▶
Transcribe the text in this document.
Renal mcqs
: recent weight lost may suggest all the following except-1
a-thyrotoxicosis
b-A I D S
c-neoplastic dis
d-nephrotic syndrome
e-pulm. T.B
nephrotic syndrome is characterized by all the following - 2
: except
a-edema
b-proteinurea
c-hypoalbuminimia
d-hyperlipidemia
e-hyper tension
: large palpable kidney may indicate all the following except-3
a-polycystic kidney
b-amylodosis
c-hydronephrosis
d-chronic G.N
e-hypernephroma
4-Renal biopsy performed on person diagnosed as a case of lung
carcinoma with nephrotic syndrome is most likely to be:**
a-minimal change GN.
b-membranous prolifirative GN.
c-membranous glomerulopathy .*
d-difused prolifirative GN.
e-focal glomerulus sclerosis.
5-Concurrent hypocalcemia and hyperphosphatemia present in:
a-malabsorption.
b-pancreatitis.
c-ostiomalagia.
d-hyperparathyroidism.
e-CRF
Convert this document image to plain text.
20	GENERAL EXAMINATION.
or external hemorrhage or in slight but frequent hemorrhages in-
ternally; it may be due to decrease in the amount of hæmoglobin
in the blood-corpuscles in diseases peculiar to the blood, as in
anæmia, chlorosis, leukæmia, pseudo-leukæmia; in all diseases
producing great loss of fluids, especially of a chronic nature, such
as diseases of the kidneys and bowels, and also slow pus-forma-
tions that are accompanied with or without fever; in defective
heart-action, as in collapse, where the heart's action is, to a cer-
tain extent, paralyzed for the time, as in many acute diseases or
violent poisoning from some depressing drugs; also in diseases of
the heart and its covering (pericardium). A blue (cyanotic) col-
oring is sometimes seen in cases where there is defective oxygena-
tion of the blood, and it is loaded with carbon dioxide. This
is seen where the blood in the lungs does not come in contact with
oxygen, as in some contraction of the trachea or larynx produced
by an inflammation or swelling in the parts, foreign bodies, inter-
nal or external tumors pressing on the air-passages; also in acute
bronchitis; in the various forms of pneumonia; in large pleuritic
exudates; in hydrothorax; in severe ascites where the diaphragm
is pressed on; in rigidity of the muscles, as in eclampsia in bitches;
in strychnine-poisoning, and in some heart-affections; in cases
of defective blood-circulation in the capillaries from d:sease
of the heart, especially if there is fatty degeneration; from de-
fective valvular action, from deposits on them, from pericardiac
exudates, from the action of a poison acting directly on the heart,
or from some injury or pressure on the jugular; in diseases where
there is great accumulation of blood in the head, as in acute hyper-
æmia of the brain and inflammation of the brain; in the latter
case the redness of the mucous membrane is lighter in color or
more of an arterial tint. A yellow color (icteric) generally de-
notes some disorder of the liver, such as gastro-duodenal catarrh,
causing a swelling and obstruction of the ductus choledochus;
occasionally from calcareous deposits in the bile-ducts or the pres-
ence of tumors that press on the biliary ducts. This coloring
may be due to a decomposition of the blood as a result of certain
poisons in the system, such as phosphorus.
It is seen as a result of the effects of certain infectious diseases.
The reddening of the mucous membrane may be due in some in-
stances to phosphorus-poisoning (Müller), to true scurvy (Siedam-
◀
- [WORK INSTRUCTIONS]:
Extract the full listing and reproduce each line exactly.

- [THE COMPLETED TASK]:
Transcribe the text in this document.
Renal mcqs
: recent weight lost may suggest all the following except-1
a-thyrotoxicosis
b-A I D S
c-neoplastic dis
d-nephrotic syndrome
e-pulm. T.B
nephrotic syndrome is characterized by all the following - 2
: except
a-edema
b-proteinurea
c-hypoalbuminimia
d-hyperlipidemia
e-hyper tension
: large palpable kidney may indicate all the following except-3
a-polycystic kidney
b-amylodosis
c-hydronephrosis
d-chronic G.N
e-hypernephroma
4-Renal biopsy performed on person diagnosed as a case of lung
carcinoma with nephrotic syndrome is most likely to be:**
a-minimal change GN.
b-membranous prolifirative GN.
c-membranous glomerulopathy .*
d-difused prolifirative GN.
e-focal glomerulus sclerosis.
5-Concurrent hypocalcemia and hyperphosphatemia present in:
a-malabsorption.
b-pancreatitis.
c-ostiomalagia.
d-hyperparathyroidism.
e-CRF
Convert this document image to plain text.
20	GENERAL EXAMINATION.
or external hemorrhage or in slight but frequent hemorrhages in-
ternally; it may be due to decrease in the amount of hæmoglobin
in the blood-corpuscles in diseases peculiar to the blood, as in
anæmia, chlorosis, leukæmia, pseudo-leukæmia; in all diseases
producing great loss of fluids, especially of a chronic nature, such
as diseases of the kidneys and bowels, and also slow pus-forma-
tions that are accompanied with or without fever; in defective
heart-action, as in collapse, where the heart's action is, to a cer-
tain extent, paralyzed for the time, as in many acute diseases or
violent poisoning from some depressing drugs; also in diseases of
the heart and its covering (pericardium). A blue (cyanotic) col-
oring is sometimes seen in cases where there is defective oxygena-
tion of the blood, and it is loaded with carbon dioxide. This
is seen where the blood in the lungs does not come in contact with
oxygen, as in some contraction of the trachea or larynx produced
by an inflammation or swelling in the parts, foreign bodies, inter-
nal or external tumors pressing on the air-passages; also in acute
bronchitis; in the various forms of pneumonia; in large pleuritic
exudates; in hydrothorax; in severe ascites where the diaphragm
is pressed on; in rigidity of the muscles, as in eclampsia in bitches;
in strychnine-poisoning, and in some heart-affections; in cases
of defective blood-circulation in the capillaries from d:sease
of the heart, especially if there is fatty degeneration; from de-
fective valvular action, from deposits on them, from pericardiac
exudates, from the action of a poison acting directly on the heart,
or from some injury or pressure on the jugular; in diseases where
there is great accumulation of blood in the head, as in acute hyper-
æmia of the brain and inflammation of the brain; in the latter
case the redness of the mucous membrane is lighter in color or
more of an arterial tint. A yellow color (icteric) generally de-
notes some disorder of the liver, such as gastro-duodenal catarrh,
causing a swelling and obstruction of the ductus choledochus;
occasionally from calcareous deposits in the bile-ducts or the pres-
ence of tumors that press on the biliary ducts. This coloring
may be due to a decomposition of the blood as a result of certain
poisons in the system, such as phosphorus.
It is seen as a result of the effects of certain infectious diseases.
The reddening of the mucous membrane may be due in some in-
stances to phosphorus-poisoning (Müller), to true scurvy (Siedam-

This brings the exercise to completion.